IL BANDONEON: L'ANIMA DEL TANGO

Rouge Lovisetto · Sabato 21 marzo 2026 · 0 commenti · 65 visite
Il Bandoneon: l'anima del tango

C'è uno strumento che non suona soltanto — respira. Si apre e si chiude come un petto che trattiene il fiato, come due corpi che si avvicinano e si allontanano nella penombra di una milonga. Quel strumento è il bandoneon.

Nato nella Germania di metà Ottocento come strumento da chiesa, fu portato sulle navi degli emigranti verso il Río de la Plata. Sbarcò a Buenos Aires e a Montevideo nella seconda metà dell'Ottocento — e lì trovò la sua vera patria. Nelle conventillos popolari, dove si mescolavano immigrati di ogni provenienza, incontrò la milonga, la habanera, le cadenze africane. Da quell'incontro nacque il tango. Il suono malinconico, le dinamiche che passano dal sussurro all'urlo: il bandoneon era perfetto, e oggi senza di esso non si può parlare di tango autentico.

--*--

* ISTRUZIONI OPERATIVE: Prosegui il testo sul bandoneon dopo la sua ultima frase, con lo stesso tono.

--*--

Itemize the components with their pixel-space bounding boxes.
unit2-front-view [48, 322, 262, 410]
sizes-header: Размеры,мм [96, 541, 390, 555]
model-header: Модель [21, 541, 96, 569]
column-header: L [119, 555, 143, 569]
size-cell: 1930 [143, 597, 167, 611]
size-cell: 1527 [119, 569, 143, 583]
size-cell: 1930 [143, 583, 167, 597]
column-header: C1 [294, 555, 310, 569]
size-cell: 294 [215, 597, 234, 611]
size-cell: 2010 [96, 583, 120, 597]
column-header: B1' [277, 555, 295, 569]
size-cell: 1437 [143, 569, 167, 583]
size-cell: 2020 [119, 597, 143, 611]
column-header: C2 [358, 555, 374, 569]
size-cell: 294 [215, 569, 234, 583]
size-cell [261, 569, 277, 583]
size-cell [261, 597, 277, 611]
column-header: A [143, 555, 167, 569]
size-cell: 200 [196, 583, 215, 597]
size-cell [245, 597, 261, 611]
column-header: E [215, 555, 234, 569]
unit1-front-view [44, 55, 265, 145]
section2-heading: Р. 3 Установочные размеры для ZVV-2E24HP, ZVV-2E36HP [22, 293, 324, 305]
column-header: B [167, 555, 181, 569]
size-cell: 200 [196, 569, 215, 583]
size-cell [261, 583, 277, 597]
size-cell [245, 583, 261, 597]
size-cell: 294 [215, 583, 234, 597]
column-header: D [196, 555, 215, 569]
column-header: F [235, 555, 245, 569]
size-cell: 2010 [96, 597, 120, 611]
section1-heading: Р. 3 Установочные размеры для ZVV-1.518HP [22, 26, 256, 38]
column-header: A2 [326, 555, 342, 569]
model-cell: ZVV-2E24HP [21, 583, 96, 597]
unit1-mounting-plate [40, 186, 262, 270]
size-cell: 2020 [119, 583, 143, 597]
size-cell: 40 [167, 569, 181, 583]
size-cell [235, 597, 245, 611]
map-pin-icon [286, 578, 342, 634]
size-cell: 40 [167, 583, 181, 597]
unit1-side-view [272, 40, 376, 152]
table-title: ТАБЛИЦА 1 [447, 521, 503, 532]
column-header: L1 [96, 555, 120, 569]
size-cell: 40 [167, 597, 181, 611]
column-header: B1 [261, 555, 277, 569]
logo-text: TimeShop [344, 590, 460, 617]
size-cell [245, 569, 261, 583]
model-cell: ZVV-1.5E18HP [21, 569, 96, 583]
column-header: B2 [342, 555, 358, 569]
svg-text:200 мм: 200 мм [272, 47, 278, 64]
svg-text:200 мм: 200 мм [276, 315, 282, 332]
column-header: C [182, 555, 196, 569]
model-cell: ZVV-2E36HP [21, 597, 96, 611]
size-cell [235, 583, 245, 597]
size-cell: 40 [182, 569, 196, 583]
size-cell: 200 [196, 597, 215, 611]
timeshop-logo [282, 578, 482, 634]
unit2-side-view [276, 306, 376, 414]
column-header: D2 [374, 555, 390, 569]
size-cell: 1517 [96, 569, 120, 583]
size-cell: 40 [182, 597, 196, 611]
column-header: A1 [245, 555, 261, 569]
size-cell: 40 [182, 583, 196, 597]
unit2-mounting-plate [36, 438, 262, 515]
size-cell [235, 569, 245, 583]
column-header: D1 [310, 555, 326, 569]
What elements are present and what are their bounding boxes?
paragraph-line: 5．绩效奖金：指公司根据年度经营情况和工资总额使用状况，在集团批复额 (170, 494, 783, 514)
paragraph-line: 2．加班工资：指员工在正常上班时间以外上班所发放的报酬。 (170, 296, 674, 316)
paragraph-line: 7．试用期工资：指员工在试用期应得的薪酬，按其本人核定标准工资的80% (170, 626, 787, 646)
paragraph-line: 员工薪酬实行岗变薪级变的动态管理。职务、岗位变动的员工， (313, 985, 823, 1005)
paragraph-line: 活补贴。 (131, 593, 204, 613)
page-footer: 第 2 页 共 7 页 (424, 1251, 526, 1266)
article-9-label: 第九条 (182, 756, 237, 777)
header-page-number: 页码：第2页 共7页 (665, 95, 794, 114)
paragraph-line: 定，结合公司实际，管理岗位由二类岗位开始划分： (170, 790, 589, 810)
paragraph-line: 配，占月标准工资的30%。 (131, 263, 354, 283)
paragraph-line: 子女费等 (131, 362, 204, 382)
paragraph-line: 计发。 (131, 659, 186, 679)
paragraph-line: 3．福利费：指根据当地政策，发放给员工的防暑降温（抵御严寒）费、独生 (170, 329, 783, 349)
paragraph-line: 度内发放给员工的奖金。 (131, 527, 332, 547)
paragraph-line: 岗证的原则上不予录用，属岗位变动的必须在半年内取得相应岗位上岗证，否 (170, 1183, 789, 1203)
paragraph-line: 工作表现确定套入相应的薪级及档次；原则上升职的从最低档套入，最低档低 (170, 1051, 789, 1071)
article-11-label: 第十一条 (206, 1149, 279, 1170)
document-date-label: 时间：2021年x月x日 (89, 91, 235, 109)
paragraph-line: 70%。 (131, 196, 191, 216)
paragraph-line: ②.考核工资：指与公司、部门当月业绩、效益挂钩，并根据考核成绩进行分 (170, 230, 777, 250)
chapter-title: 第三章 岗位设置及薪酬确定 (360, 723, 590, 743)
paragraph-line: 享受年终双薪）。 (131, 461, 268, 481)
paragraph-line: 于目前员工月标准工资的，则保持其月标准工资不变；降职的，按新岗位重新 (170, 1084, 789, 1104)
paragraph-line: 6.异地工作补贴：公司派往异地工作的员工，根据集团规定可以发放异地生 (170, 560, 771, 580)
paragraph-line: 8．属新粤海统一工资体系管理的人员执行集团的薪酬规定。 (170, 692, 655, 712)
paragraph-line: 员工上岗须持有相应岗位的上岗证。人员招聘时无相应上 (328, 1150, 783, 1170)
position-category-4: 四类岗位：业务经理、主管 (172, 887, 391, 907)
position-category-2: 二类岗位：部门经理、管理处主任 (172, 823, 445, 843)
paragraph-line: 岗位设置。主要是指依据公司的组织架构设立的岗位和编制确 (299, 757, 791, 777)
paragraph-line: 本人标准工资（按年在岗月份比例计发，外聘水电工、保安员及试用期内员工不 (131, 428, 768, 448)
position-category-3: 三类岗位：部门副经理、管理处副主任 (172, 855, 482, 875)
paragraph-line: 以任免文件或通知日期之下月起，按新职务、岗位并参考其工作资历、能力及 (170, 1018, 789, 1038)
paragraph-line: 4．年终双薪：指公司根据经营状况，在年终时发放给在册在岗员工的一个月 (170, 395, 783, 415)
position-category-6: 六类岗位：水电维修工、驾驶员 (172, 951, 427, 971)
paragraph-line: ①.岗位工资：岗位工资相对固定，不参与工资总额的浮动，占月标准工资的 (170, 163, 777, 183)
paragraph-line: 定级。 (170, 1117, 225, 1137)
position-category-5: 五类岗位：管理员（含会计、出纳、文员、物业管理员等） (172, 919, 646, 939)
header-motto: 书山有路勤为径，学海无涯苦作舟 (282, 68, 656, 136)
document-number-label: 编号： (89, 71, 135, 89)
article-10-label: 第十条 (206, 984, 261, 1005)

--*--

* RISPOSTA SCRITTA:
Suonarlo non è cosa per tutti. Ogni tasto produce una nota diversa a seconda che il mantice si apra o si chiuda — il musicista deve imparare ogni nota due volte, in direzioni opposte. Chi persevera, però, trova in quella difficoltà una ricchezza espressiva unica.

Impossibile non evocare Astor Piazzolla: prese il tango per i polsi e lo portò dove nessuno osava, inventando il Nuevo Tango. Le sue composizioni — Libertango, Adiós Nonino, Oblivion — sono oggi patrimonio dell'umanità. In ciascuna, il bandoneon non accompagna: racconta.

Il bandoneon continua a respirare. E ogni volta che si apre, porta con sé tutto il peso e la bellezza di un mondo lontano.